──────── THE INPUT

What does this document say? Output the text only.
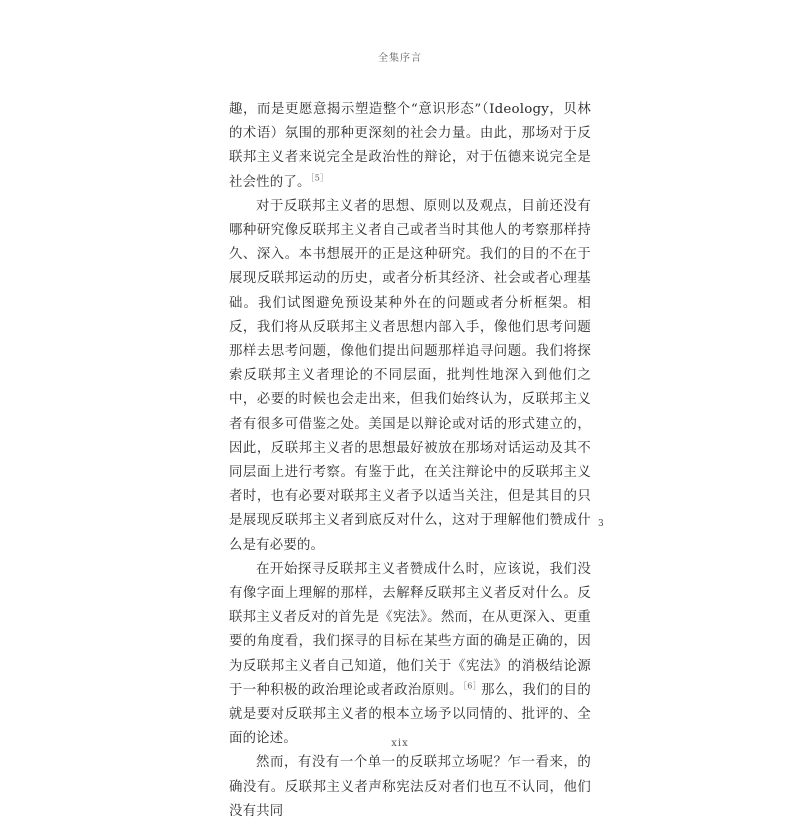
全集序言

趣，而是更愿意揭示塑造整个“意识形态”（Ideology，贝林的术语）氛围的那种更深刻的社会力量。由此，那场对于反联邦主义者来说完全是政治性的辩论，对于伍德来说完全是社会性的了。$^{[5]}$

对于反联邦主义者的思想、原则以及观点，目前还没有哪种研究像反联邦主义者自己或者当时其他人的考察那样持久、深入。本书想展开的正是这种研究。我们的目的不在于展现反联邦运动的历史，或者分析其经济、社会或者心理基础。我们试图避免预设某种外在的问题或者分析框架。相反，我们将从反联邦主义者思想内部入手，像他们思考问题那样去思考问题，像他们提出问题那样追寻问题。我们将探索反联邦主义者理论的不同层面，批判性地深入到他们之中，必要的时候也会走出来，但我们始终认为，反联邦主义者有很多可借鉴之处。美国是以辩论或对话的形式建立的，因此，反联邦主义者的思想最好被放在那场对话运动及其不同层面上进行考察。有鉴于此，在关注辩论中的反联邦主义者时，也有必要对联邦主义者予以适当关注，但是其目的只是展现反联邦主义者到底反对什么，这对于理解他们赞成什么是有必要的。

在开始探寻反联邦主义者赞成什么时，应该说，我们没有像字面上理解的那样，去解释反联邦主义者反对什么。反联邦主义者反对的首先是《宪法》。然而，在从更深入、更重要的角度看，我们探寻的目标在某些方面的确是正确的，因为反联邦主义者自己知道，他们关于《宪法》的消极结论源于一种积极的政治理论或者政治原则。$^{[6]}$那么，我们的目的就是要对反联邦主义者的根本立场予以同情的、批评的、全面的论述。

然而，有没有一个单一的反联邦立场呢？乍一看来，的确没有。反联邦主义者声称宪法反对者们也互不认同，他们没有共同

3
xix
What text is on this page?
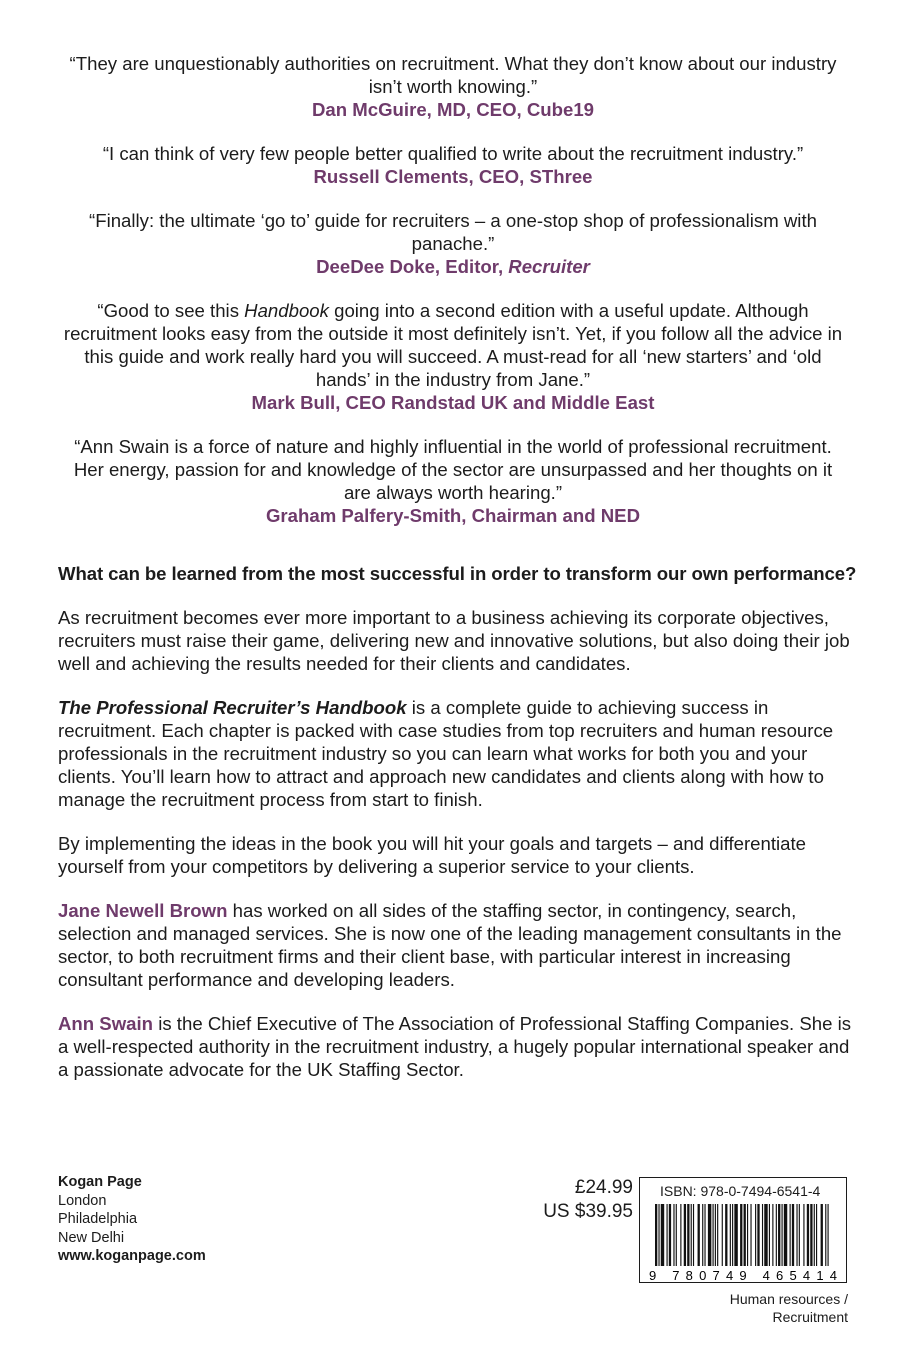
“They are unquestionably authorities on recruitment. What they don’t know about our industry isn’t worth knowing.”
Dan McGuire, MD, CEO, Cube19
“I can think of very few people better qualified to write about the recruitment industry.”
Russell Clements, CEO, SThree
“Finally: the ultimate ‘go to’ guide for recruiters – a one-stop shop of professionalism with panache.”
DeeDee Doke, Editor, Recruiter
“Good to see this Handbook going into a second edition with a useful update. Although recruitment looks easy from the outside it most definitely isn’t. Yet, if you follow all the advice in this guide and work really hard you will succeed. A must-read for all ‘new starters’ and ‘old hands’ in the industry from Jane.”
Mark Bull, CEO Randstad UK and Middle East
“Ann Swain is a force of nature and highly influential in the world of professional recruitment. Her energy, passion for and knowledge of the sector are unsurpassed and her thoughts on it are always worth hearing.”
Graham Palfery-Smith, Chairman and NED

What can be learned from the most successful in order to transform our own performance?

As recruitment becomes ever more important to a business achieving its corporate objectives, recruiters must raise their game, delivering new and innovative solutions, but also doing their job well and achieving the results needed for their clients and candidates.

The Professional Recruiter’s Handbook is a complete guide to achieving success in recruitment. Each chapter is packed with case studies from top recruiters and human resource professionals in the recruitment industry so you can learn what works for both you and your clients. You’ll learn how to attract and approach new candidates and clients along with how to manage the recruitment process from start to finish.

By implementing the ideas in the book you will hit your goals and targets – and differentiate yourself from your competitors by delivering a superior service to your clients.

Jane Newell Brown has worked on all sides of the staffing sector, in contingency, search, selection and managed services. She is now one of the leading management consultants in the sector, to both recruitment firms and their client base, with particular interest in increasing consultant performance and developing leaders.

Ann Swain is the Chief Executive of The Association of Professional Staffing Companies. She is a well-respected authority in the recruitment industry, a hugely popular international speaker and a passionate advocate for the UK Staffing Sector.

Kogan Page
London
Philadelphia
New Delhi
www.koganpage.com
£24.99
US $39.95
ISBN: 978-0-7494-6541-4
9 780749 465414
Human resources /
Recruitment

────────────────

» **WRITTEN TASK**
Give all the entries again exactly, dropping each picture.

» **OUTPUT FOR THIS EXERCISE**
What does this document say? Output the text only.
全集序言

趣，而是更愿意揭示塑造整个“意识形态”（Ideology，贝林的术语）氛围的那种更深刻的社会力量。由此，那场对于反联邦主义者来说完全是政治性的辩论，对于伍德来说完全是社会性的了。$^{[5]}$

对于反联邦主义者的思想、原则以及观点，目前还没有哪种研究像反联邦主义者自己或者当时其他人的考察那样持久、深入。本书想展开的正是这种研究。我们的目的不在于展现反联邦运动的历史，或者分析其经济、社会或者心理基础。我们试图避免预设某种外在的问题或者分析框架。相反，我们将从反联邦主义者思想内部入手，像他们思考问题那样去思考问题，像他们提出问题那样追寻问题。我们将探索反联邦主义者理论的不同层面，批判性地深入到他们之中，必要的时候也会走出来，但我们始终认为，反联邦主义者有很多可借鉴之处。美国是以辩论或对话的形式建立的，因此，反联邦主义者的思想最好被放在那场对话运动及其不同层面上进行考察。有鉴于此，在关注辩论中的反联邦主义者时，也有必要对联邦主义者予以适当关注，但是其目的只是展现反联邦主义者到底反对什么，这对于理解他们赞成什么是有必要的。

在开始探寻反联邦主义者赞成什么时，应该说，我们没有像字面上理解的那样，去解释反联邦主义者反对什么。反联邦主义者反对的首先是《宪法》。然而，在从更深入、更重要的角度看，我们探寻的目标在某些方面的确是正确的，因为反联邦主义者自己知道，他们关于《宪法》的消极结论源于一种积极的政治理论或者政治原则。$^{[6]}$那么，我们的目的就是要对反联邦主义者的根本立场予以同情的、批评的、全面的论述。

然而，有没有一个单一的反联邦立场呢？乍一看来，的确没有。反联邦主义者声称宪法反对者们也互不认同，他们没有共同

3
xix
What text is on this page?
“They are unquestionably authorities on recruitment. What they don’t know about our industry isn’t worth knowing.”
Dan McGuire, MD, CEO, Cube19
“I can think of very few people better qualified to write about the recruitment industry.”
Russell Clements, CEO, SThree
“Finally: the ultimate ‘go to’ guide for recruiters – a one-stop shop of professionalism with panache.”
DeeDee Doke, Editor, Recruiter
“Good to see this Handbook going into a second edition with a useful update. Although recruitment looks easy from the outside it most definitely isn’t. Yet, if you follow all the advice in this guide and work really hard you will succeed. A must-read for all ‘new starters’ and ‘old hands’ in the industry from Jane.”
Mark Bull, CEO Randstad UK and Middle East
“Ann Swain is a force of nature and highly influential in the world of professional recruitment. Her energy, passion for and knowledge of the sector are unsurpassed and her thoughts on it are always worth hearing.”
Graham Palfery-Smith, Chairman and NED

What can be learned from the most successful in order to transform our own performance?

As recruitment becomes ever more important to a business achieving its corporate objectives, recruiters must raise their game, delivering new and innovative solutions, but also doing their job well and achieving the results needed for their clients and candidates.

The Professional Recruiter’s Handbook is a complete guide to achieving success in recruitment. Each chapter is packed with case studies from top recruiters and human resource professionals in the recruitment industry so you can learn what works for both you and your clients. You’ll learn how to attract and approach new candidates and clients along with how to manage the recruitment process from start to finish.

By implementing the ideas in the book you will hit your goals and targets – and differentiate yourself from your competitors by delivering a superior service to your clients.

Jane Newell Brown has worked on all sides of the staffing sector, in contingency, search, selection and managed services. She is now one of the leading management consultants in the sector, to both recruitment firms and their client base, with particular interest in increasing consultant performance and developing leaders.

Ann Swain is the Chief Executive of The Association of Professional Staffing Companies. She is a well-respected authority in the recruitment industry, a hugely popular international speaker and a passionate advocate for the UK Staffing Sector.

Kogan Page
London
Philadelphia
New Delhi
www.koganpage.com
£24.99
US $39.95
ISBN: 978-0-7494-6541-4
9 780749 465414
Human resources /
Recruitment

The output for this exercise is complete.